→ **WORK TO DO**
Repeat the listing in full, preserving every character.
* Begin PROVIDED ENTRIES *
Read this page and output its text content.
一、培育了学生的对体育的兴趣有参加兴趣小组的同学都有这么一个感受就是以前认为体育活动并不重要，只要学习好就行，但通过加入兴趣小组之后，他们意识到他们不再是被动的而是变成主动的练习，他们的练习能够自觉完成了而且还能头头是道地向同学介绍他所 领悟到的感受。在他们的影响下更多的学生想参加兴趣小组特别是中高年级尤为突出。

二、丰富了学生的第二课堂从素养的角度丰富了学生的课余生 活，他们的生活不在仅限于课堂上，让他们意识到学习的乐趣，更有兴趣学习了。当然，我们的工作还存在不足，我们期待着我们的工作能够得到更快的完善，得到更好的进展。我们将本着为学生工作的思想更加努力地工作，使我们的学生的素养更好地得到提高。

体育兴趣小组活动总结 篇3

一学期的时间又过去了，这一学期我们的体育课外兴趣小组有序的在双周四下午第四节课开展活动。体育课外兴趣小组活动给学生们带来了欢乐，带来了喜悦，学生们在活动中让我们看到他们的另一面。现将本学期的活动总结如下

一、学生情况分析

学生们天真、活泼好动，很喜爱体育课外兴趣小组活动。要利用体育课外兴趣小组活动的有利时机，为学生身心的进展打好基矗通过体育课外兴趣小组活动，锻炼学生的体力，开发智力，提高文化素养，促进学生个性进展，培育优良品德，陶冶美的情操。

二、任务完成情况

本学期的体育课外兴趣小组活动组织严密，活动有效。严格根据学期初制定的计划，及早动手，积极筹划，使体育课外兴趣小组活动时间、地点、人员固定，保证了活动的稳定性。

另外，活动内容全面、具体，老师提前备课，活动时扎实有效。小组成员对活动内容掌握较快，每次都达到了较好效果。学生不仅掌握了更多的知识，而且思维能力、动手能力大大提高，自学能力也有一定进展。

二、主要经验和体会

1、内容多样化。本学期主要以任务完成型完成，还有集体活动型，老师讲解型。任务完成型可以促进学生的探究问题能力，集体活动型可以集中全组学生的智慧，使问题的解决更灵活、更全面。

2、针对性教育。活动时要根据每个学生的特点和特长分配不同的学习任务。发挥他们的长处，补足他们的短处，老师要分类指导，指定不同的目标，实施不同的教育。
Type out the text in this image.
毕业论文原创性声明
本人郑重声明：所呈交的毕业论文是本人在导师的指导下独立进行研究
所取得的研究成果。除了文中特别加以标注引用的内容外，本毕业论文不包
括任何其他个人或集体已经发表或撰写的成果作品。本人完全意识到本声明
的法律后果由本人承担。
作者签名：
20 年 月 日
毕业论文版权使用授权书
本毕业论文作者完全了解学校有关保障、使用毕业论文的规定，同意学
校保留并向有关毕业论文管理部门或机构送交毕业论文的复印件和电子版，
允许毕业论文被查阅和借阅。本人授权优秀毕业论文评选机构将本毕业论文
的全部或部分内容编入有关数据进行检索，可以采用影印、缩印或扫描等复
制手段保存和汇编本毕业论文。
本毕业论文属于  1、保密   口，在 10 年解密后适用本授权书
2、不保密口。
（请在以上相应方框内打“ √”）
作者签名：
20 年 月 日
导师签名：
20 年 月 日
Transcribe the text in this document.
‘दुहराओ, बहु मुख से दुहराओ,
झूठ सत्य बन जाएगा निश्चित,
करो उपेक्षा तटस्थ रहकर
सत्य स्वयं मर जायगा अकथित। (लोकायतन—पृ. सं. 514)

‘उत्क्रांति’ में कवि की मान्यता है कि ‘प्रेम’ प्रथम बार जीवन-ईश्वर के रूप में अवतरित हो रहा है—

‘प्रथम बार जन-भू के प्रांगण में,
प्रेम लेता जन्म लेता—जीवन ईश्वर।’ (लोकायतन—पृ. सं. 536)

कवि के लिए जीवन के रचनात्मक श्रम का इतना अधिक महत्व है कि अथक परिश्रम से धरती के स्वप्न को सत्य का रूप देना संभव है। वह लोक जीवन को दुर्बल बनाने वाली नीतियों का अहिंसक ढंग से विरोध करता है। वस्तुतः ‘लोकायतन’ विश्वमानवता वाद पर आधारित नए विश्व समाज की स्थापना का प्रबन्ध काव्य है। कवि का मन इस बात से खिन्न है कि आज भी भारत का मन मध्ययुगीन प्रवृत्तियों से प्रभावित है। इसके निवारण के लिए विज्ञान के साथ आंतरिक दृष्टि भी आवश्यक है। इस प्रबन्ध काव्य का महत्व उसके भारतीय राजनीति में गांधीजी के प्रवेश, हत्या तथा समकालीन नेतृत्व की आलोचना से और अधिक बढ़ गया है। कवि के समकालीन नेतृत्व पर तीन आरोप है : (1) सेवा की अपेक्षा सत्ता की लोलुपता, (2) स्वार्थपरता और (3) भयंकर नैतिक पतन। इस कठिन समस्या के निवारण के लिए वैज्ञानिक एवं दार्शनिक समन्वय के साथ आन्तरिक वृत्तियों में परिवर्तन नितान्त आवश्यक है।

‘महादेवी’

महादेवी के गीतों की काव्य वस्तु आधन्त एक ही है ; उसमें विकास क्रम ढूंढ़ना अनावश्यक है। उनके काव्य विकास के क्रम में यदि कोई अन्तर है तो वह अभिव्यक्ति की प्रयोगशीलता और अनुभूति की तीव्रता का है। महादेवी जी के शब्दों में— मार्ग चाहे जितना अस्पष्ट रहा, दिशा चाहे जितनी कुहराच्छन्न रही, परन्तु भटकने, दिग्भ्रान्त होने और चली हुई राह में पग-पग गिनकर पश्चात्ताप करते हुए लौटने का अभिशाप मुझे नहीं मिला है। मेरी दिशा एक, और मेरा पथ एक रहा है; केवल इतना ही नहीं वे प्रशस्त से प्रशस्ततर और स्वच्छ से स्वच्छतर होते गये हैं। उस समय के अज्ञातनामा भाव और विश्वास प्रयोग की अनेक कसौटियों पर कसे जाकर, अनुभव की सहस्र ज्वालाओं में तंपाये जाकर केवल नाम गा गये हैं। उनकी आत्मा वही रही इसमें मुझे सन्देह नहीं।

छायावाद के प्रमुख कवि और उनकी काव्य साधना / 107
* End PROVIDED ENTRIES *
→ **TASK OUTPUT**
Read this page and output its text content.
一、培育了学生的对体育的兴趣有参加兴趣小组的同学都有这么一个感受就是以前认为体育活动并不重要，只要学习好就行，但通过加入兴趣小组之后，他们意识到他们不再是被动的而是变成主动的练习，他们的练习能够自觉完成了而且还能头头是道地向同学介绍他所 领悟到的感受。在他们的影响下更多的学生想参加兴趣小组特别是中高年级尤为突出。

二、丰富了学生的第二课堂从素养的角度丰富了学生的课余生 活，他们的生活不在仅限于课堂上，让他们意识到学习的乐趣，更有兴趣学习了。当然，我们的工作还存在不足，我们期待着我们的工作能够得到更快的完善，得到更好的进展。我们将本着为学生工作的思想更加努力地工作，使我们的学生的素养更好地得到提高。

体育兴趣小组活动总结 篇3

一学期的时间又过去了，这一学期我们的体育课外兴趣小组有序的在双周四下午第四节课开展活动。体育课外兴趣小组活动给学生们带来了欢乐，带来了喜悦，学生们在活动中让我们看到他们的另一面。现将本学期的活动总结如下

一、学生情况分析

学生们天真、活泼好动，很喜爱体育课外兴趣小组活动。要利用体育课外兴趣小组活动的有利时机，为学生身心的进展打好基矗通过体育课外兴趣小组活动，锻炼学生的体力，开发智力，提高文化素养，促进学生个性进展，培育优良品德，陶冶美的情操。

二、任务完成情况

本学期的体育课外兴趣小组活动组织严密，活动有效。严格根据学期初制定的计划，及早动手，积极筹划，使体育课外兴趣小组活动时间、地点、人员固定，保证了活动的稳定性。

另外，活动内容全面、具体，老师提前备课，活动时扎实有效。小组成员对活动内容掌握较快，每次都达到了较好效果。学生不仅掌握了更多的知识，而且思维能力、动手能力大大提高，自学能力也有一定进展。

二、主要经验和体会

1、内容多样化。本学期主要以任务完成型完成，还有集体活动型，老师讲解型。任务完成型可以促进学生的探究问题能力，集体活动型可以集中全组学生的智慧，使问题的解决更灵活、更全面。

2、针对性教育。活动时要根据每个学生的特点和特长分配不同的学习任务。发挥他们的长处，补足他们的短处，老师要分类指导，指定不同的目标，实施不同的教育。
Type out the text in this image.
毕业论文原创性声明
本人郑重声明：所呈交的毕业论文是本人在导师的指导下独立进行研究
所取得的研究成果。除了文中特别加以标注引用的内容外，本毕业论文不包
括任何其他个人或集体已经发表或撰写的成果作品。本人完全意识到本声明
的法律后果由本人承担。
作者签名：
20 年 月 日
毕业论文版权使用授权书
本毕业论文作者完全了解学校有关保障、使用毕业论文的规定，同意学
校保留并向有关毕业论文管理部门或机构送交毕业论文的复印件和电子版，
允许毕业论文被查阅和借阅。本人授权优秀毕业论文评选机构将本毕业论文
的全部或部分内容编入有关数据进行检索，可以采用影印、缩印或扫描等复
制手段保存和汇编本毕业论文。
本毕业论文属于  1、保密   口，在 10 年解密后适用本授权书
2、不保密口。
（请在以上相应方框内打“ √”）
作者签名：
20 年 月 日
导师签名：
20 年 月 日
Transcribe the text in this document.
‘दुहराओ, बहु मुख से दुहराओ,
झूठ सत्य बन जाएगा निश्चित,
करो उपेक्षा तटस्थ रहकर
सत्य स्वयं मर जायगा अकथित। (लोकायतन—पृ. सं. 514)

‘उत्क्रांति’ में कवि की मान्यता है कि ‘प्रेम’ प्रथम बार जीवन-ईश्वर के रूप में अवतरित हो रहा है—

‘प्रथम बार जन-भू के प्रांगण में,
प्रेम लेता जन्म लेता—जीवन ईश्वर।’ (लोकायतन—पृ. सं. 536)

कवि के लिए जीवन के रचनात्मक श्रम का इतना अधिक महत्व है कि अथक परिश्रम से धरती के स्वप्न को सत्य का रूप देना संभव है। वह लोक जीवन को दुर्बल बनाने वाली नीतियों का अहिंसक ढंग से विरोध करता है। वस्तुतः ‘लोकायतन’ विश्वमानवता वाद पर आधारित नए विश्व समाज की स्थापना का प्रबन्ध काव्य है। कवि का मन इस बात से खिन्न है कि आज भी भारत का मन मध्ययुगीन प्रवृत्तियों से प्रभावित है। इसके निवारण के लिए विज्ञान के साथ आंतरिक दृष्टि भी आवश्यक है। इस प्रबन्ध काव्य का महत्व उसके भारतीय राजनीति में गांधीजी के प्रवेश, हत्या तथा समकालीन नेतृत्व की आलोचना से और अधिक बढ़ गया है। कवि के समकालीन नेतृत्व पर तीन आरोप है : (1) सेवा की अपेक्षा सत्ता की लोलुपता, (2) स्वार्थपरता और (3) भयंकर नैतिक पतन। इस कठिन समस्या के निवारण के लिए वैज्ञानिक एवं दार्शनिक समन्वय के साथ आन्तरिक वृत्तियों में परिवर्तन नितान्त आवश्यक है।

‘महादेवी’

महादेवी के गीतों की काव्य वस्तु आधन्त एक ही है ; उसमें विकास क्रम ढूंढ़ना अनावश्यक है। उनके काव्य विकास के क्रम में यदि कोई अन्तर है तो वह अभिव्यक्ति की प्रयोगशीलता और अनुभूति की तीव्रता का है। महादेवी जी के शब्दों में— मार्ग चाहे जितना अस्पष्ट रहा, दिशा चाहे जितनी कुहराच्छन्न रही, परन्तु भटकने, दिग्भ्रान्त होने और चली हुई राह में पग-पग गिनकर पश्चात्ताप करते हुए लौटने का अभिशाप मुझे नहीं मिला है। मेरी दिशा एक, और मेरा पथ एक रहा है; केवल इतना ही नहीं वे प्रशस्त से प्रशस्ततर और स्वच्छ से स्वच्छतर होते गये हैं। उस समय के अज्ञातनामा भाव और विश्वास प्रयोग की अनेक कसौटियों पर कसे जाकर, अनुभव की सहस्र ज्वालाओं में तंपाये जाकर केवल नाम गा गये हैं। उनकी आत्मा वही रही इसमें मुझे सन्देह नहीं।

छायावाद के प्रमुख कवि और उनकी काव्य साधना / 107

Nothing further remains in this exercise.